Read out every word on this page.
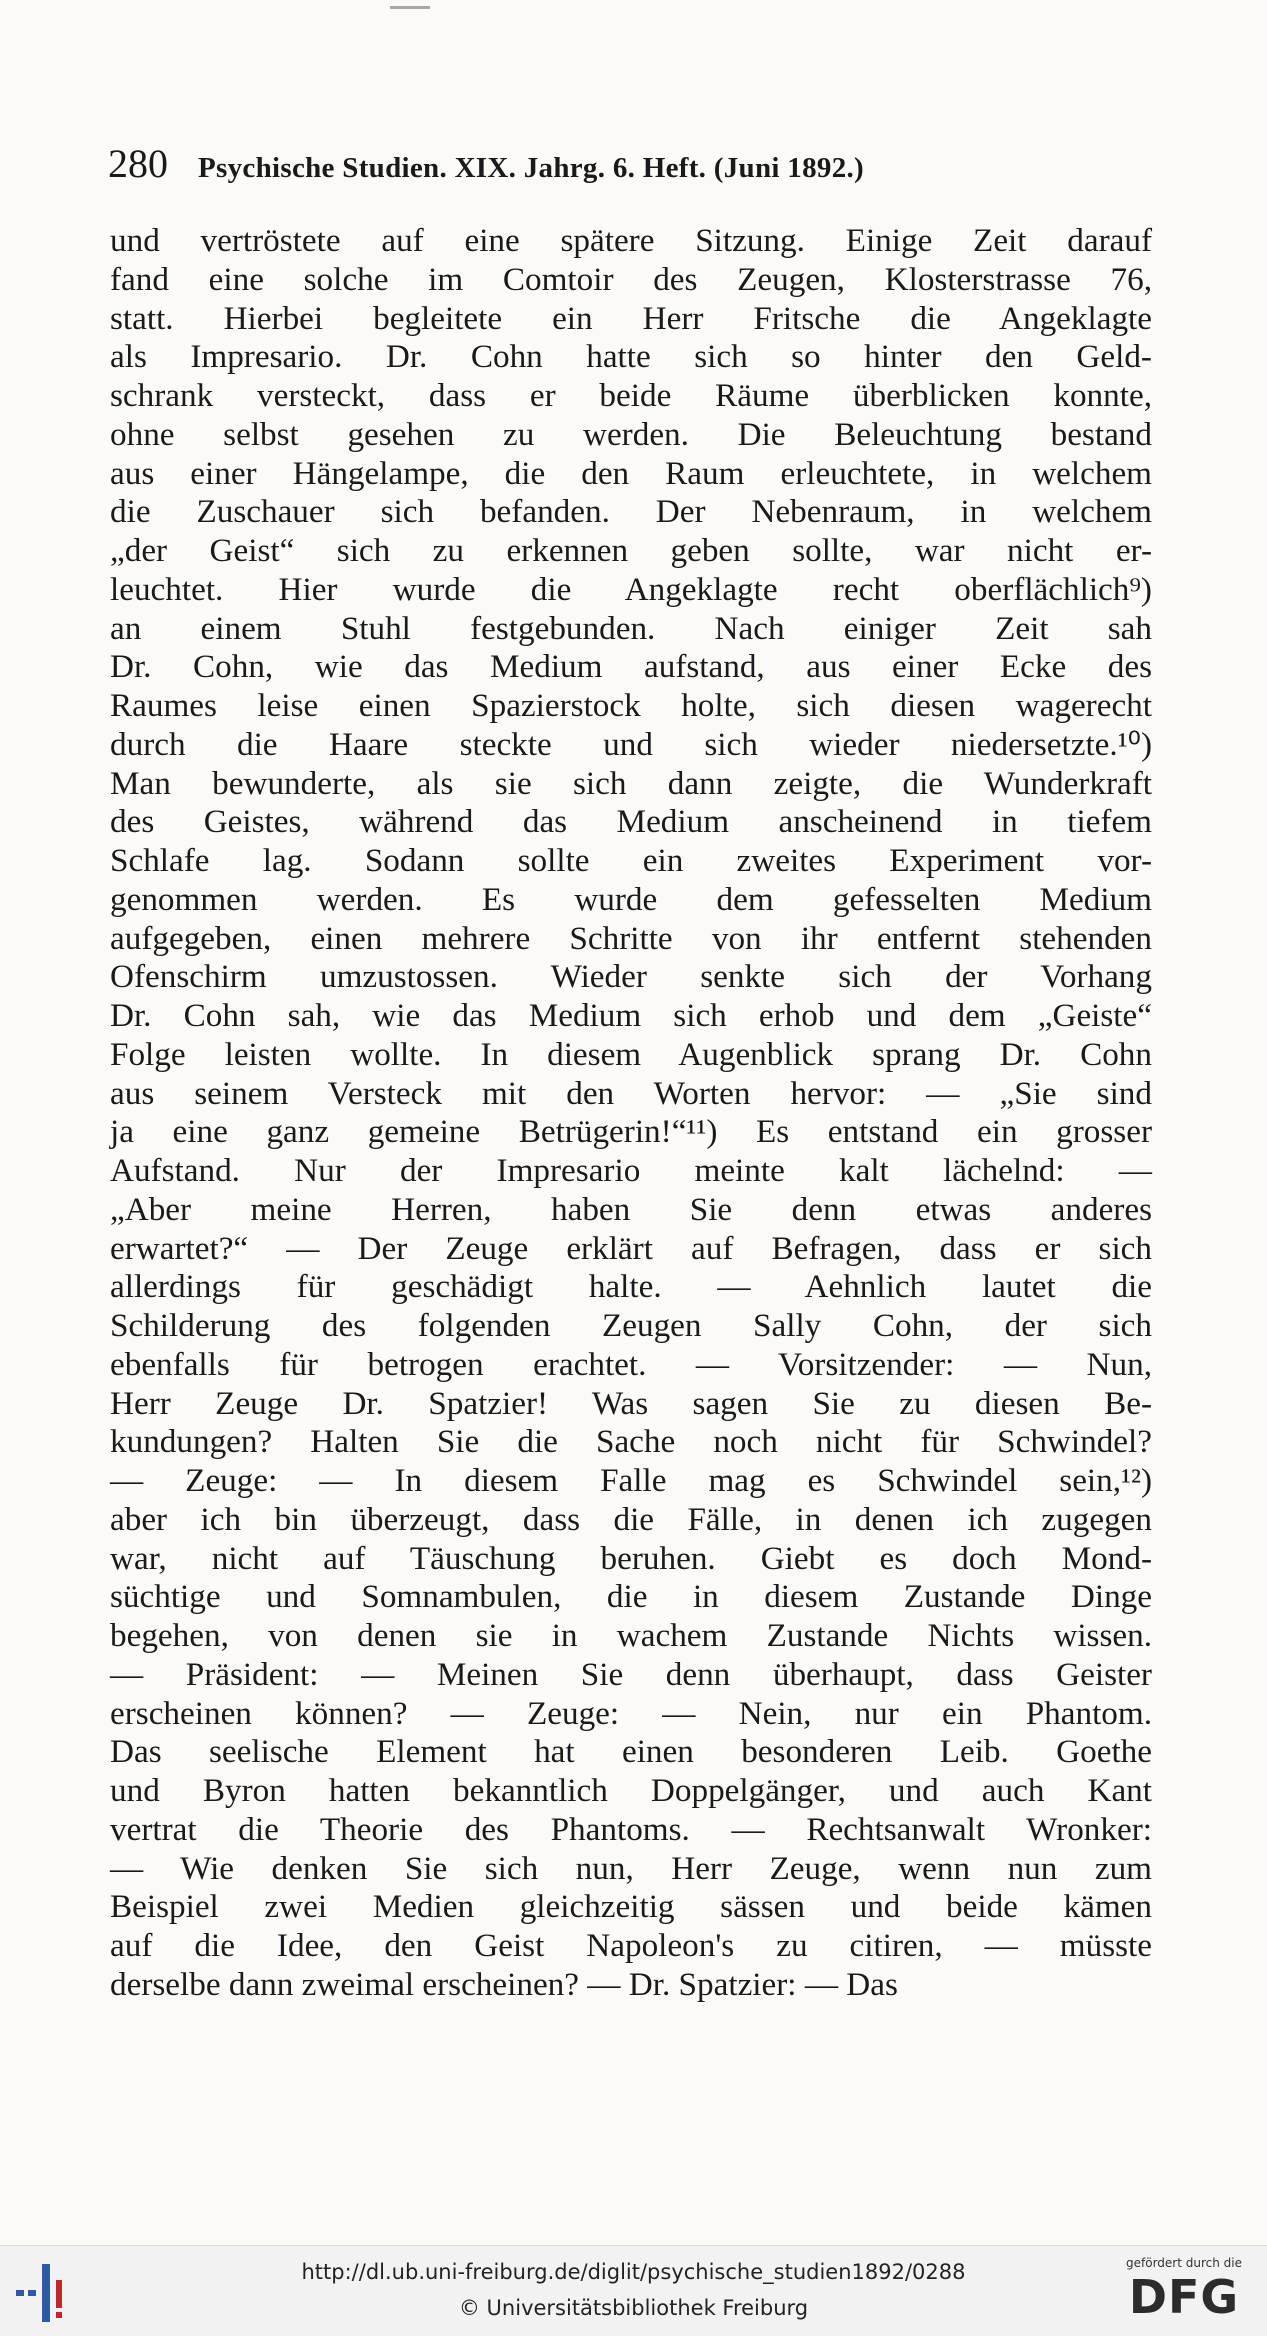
280	Psychische Studien. XIX. Jahrg. 6. Heft. (Juni 1892.)
und vertröstete auf eine spätere Sitzung. Einige Zeit darauf
fand eine solche im Comtoir des Zeugen, Klosterstrasse 76,
statt. Hierbei begleitete ein Herr Fritsche die Angeklagte
als Impresario. Dr. Cohn hatte sich so hinter den Geld-
schrank versteckt, dass er beide Räume überblicken konnte,
ohne selbst gesehen zu werden. Die Beleuchtung bestand
aus einer Hängelampe, die den Raum erleuchtete, in welchem
die Zuschauer sich befanden. Der Nebenraum, in welchem
„der Geist“ sich zu erkennen geben sollte, war nicht er-
leuchtet. Hier wurde die Angeklagte recht oberflächlich⁹)
an einem Stuhl festgebunden. Nach einiger Zeit sah
Dr. Cohn, wie das Medium aufstand, aus einer Ecke des
Raumes leise einen Spazierstock holte, sich diesen wagerecht
durch die Haare steckte und sich wieder niedersetzte.¹⁰)
Man bewunderte, als sie sich dann zeigte, die Wunderkraft
des Geistes, während das Medium anscheinend in tiefem
Schlafe lag. Sodann sollte ein zweites Experiment vor-
genommen werden. Es wurde dem gefesselten Medium
aufgegeben, einen mehrere Schritte von ihr entfernt stehenden
Ofenschirm umzustossen. Wieder senkte sich der Vorhang
Dr. Cohn sah, wie das Medium sich erhob und dem „Geiste“
Folge leisten wollte. In diesem Augenblick sprang Dr. Cohn
aus seinem Versteck mit den Worten hervor: — „Sie sind
ja eine ganz gemeine Betrügerin!“¹¹) Es entstand ein grosser
Aufstand. Nur der Impresario meinte kalt lächelnd: —
„Aber meine Herren, haben Sie denn etwas anderes
erwartet?“ — Der Zeuge erklärt auf Befragen, dass er sich
allerdings für geschädigt halte. — Aehnlich lautet die
Schilderung des folgenden Zeugen Sally Cohn, der sich
ebenfalls für betrogen erachtet. — Vorsitzender: — Nun,
Herr Zeuge Dr. Spatzier! Was sagen Sie zu diesen Be-
kundungen? Halten Sie die Sache noch nicht für Schwindel?
— Zeuge: — In diesem Falle mag es Schwindel sein,¹²)
aber ich bin überzeugt, dass die Fälle, in denen ich zugegen
war, nicht auf Täuschung beruhen. Giebt es doch Mond-
süchtige und Somnambulen, die in diesem Zustande Dinge
begehen, von denen sie in wachem Zustande Nichts wissen.
— Präsident: — Meinen Sie denn überhaupt, dass Geister
erscheinen können? — Zeuge: — Nein, nur ein Phantom.
Das seelische Element hat einen besonderen Leib. Goethe
und Byron hatten bekanntlich Doppelgänger, und auch Kant
vertrat die Theorie des Phantoms. — Rechtsanwalt Wronker:
— Wie denken Sie sich nun, Herr Zeuge, wenn nun zum
Beispiel zwei Medien gleichzeitig sässen und beide kämen
auf die Idee, den Geist Napoleon's zu citiren, — müsste
derselbe dann zweimal erscheinen? — Dr. Spatzier: — Das
http://dl.ub.uni-freiburg.de/diglit/psychische_studien1892/0288
© Universitätsbibliothek Freiburg
gefördert durch die
DFG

────────────────

* Required work *
What lines of the data contain the string "diesem"? List them.

* Exercise response *
Folge leisten wollte. In diesem Augenblick sprang Dr. Cohn
— Zeuge: — In diesem Falle mag es Schwindel sein,¹²)
süchtige und Somnambulen, die in diesem Zustande Dinge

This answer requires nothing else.